WORK TO COMPLETE: Reproduce the listing verbatim, starting at its first line and stopping after the line that contains "wave-price-path: [383, 190, 627, 365]", including both of those lines.

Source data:
# # # # # # #
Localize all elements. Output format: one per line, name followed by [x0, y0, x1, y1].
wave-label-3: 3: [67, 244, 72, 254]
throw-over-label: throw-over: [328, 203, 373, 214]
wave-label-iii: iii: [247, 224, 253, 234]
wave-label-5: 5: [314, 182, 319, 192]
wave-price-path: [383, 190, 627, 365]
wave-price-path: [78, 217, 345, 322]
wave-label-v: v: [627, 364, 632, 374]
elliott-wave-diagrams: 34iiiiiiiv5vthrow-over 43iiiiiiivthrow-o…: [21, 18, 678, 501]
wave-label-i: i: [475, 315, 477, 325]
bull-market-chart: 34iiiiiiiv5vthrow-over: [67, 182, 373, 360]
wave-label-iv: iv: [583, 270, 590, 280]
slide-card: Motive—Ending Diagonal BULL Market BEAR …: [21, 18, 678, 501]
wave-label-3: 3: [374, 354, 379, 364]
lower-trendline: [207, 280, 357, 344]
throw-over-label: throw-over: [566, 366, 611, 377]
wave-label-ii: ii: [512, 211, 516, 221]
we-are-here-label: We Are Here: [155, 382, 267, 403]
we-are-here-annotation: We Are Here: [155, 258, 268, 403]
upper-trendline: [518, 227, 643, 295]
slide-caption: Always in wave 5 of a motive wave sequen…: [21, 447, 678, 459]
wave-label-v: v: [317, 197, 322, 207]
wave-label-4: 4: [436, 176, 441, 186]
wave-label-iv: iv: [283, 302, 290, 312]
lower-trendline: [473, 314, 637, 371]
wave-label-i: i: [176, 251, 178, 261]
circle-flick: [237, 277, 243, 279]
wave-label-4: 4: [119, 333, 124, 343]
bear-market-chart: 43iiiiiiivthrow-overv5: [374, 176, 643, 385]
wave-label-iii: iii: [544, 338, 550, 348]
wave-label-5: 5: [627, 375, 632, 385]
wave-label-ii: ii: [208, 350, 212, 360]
# # # # # # #
RESPONSE FOR THIS EXERCISE:
Localize all elements. Output format: one per line, name followed by [x0, y0, x1, y1].
wave-label-3: 3: [67, 244, 72, 254]
throw-over-label: throw-over: [328, 203, 373, 214]
wave-label-iii: iii: [247, 224, 253, 234]
wave-label-5: 5: [314, 182, 319, 192]
wave-price-path: [383, 190, 627, 365]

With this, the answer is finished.